#### Input records

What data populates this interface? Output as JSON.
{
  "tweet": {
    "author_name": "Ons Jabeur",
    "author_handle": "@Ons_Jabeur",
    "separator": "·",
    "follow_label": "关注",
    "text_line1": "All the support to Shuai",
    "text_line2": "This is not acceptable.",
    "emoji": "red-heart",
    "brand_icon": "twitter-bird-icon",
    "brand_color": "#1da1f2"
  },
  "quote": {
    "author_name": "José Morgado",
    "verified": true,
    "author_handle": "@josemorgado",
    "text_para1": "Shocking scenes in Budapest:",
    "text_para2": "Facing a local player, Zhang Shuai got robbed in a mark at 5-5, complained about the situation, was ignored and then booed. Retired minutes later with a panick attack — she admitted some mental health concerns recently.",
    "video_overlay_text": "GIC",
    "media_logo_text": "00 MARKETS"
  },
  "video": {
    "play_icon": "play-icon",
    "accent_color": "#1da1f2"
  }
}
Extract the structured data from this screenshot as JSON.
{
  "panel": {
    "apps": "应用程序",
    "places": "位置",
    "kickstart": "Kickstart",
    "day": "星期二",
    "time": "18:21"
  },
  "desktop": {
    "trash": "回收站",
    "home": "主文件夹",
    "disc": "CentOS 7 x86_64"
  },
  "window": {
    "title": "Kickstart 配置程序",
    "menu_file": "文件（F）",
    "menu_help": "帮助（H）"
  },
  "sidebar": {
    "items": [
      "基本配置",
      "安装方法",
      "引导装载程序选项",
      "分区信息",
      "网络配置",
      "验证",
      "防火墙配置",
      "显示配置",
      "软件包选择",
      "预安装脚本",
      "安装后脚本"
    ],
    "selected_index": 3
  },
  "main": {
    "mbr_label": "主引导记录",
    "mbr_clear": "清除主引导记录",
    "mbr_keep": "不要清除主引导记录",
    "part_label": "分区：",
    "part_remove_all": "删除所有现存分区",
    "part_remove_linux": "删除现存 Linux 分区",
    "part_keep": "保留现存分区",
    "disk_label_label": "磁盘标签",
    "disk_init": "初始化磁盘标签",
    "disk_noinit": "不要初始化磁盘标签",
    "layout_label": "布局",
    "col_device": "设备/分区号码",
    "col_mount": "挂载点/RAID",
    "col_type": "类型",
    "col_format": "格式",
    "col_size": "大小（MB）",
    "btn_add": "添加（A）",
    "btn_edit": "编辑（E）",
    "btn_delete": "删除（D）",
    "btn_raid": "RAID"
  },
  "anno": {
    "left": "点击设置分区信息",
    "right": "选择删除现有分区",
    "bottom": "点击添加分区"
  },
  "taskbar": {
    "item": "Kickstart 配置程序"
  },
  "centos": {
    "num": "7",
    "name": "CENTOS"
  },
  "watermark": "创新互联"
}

########

- What you will do -
Report how many lines in the entries hold the string "icon". Nothing but the number is wanted.

- Answer in full -
2